- **To be done**:
All lines featuring the string "построения" are to be listed.

- **Supplied records**:
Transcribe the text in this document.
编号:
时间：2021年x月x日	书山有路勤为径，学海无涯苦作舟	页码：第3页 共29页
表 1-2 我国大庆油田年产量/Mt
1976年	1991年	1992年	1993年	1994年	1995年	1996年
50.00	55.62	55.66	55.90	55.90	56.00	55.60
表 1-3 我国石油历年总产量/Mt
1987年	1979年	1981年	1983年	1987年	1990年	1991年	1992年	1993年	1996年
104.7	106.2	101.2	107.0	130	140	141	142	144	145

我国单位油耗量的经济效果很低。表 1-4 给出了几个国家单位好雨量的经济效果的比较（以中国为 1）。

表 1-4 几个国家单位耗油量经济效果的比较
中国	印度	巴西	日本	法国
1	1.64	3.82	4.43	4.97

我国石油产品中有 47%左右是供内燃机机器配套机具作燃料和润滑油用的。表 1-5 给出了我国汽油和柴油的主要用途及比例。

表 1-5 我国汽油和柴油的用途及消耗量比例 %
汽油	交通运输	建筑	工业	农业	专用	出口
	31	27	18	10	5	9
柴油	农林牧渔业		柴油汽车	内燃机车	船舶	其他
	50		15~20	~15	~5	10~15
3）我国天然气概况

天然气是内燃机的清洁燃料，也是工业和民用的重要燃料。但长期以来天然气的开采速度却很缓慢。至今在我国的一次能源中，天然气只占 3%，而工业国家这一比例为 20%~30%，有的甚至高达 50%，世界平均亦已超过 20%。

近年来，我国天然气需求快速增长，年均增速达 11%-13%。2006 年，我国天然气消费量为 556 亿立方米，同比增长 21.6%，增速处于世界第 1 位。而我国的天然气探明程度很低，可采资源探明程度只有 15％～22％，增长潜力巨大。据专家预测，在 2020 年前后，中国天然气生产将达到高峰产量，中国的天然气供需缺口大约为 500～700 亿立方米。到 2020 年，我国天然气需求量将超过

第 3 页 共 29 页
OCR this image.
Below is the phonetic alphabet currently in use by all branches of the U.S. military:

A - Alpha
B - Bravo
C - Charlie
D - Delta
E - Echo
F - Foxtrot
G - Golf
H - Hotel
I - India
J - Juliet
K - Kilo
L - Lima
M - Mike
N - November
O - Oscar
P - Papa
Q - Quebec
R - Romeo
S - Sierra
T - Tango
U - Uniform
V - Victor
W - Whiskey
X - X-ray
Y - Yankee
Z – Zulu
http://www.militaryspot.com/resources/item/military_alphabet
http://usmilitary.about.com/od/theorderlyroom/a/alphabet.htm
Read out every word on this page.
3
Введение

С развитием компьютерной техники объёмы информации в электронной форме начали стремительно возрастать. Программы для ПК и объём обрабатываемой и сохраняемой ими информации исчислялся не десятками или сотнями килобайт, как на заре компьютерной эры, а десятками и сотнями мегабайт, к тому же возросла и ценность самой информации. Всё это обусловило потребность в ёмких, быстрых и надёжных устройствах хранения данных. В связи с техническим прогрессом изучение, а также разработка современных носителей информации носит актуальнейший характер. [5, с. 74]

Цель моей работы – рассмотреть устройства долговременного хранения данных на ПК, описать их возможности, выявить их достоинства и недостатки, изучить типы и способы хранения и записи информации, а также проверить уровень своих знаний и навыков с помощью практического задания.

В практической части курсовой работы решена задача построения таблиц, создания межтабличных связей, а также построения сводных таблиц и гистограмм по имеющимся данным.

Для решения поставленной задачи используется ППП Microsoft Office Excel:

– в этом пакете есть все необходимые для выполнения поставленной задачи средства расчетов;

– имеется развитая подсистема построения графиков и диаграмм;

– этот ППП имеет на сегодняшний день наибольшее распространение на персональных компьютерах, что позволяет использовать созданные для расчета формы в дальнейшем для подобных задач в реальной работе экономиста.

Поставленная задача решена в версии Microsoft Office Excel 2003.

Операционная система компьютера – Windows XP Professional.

- **Result of this exercise**:
В практической части курсовой работы решена задача построения таблиц, создания межтабличных связей, а также построения сводных таблиц и гистограмм по имеющимся данным.
– имеется развитая подсистема построения графиков и диаграмм;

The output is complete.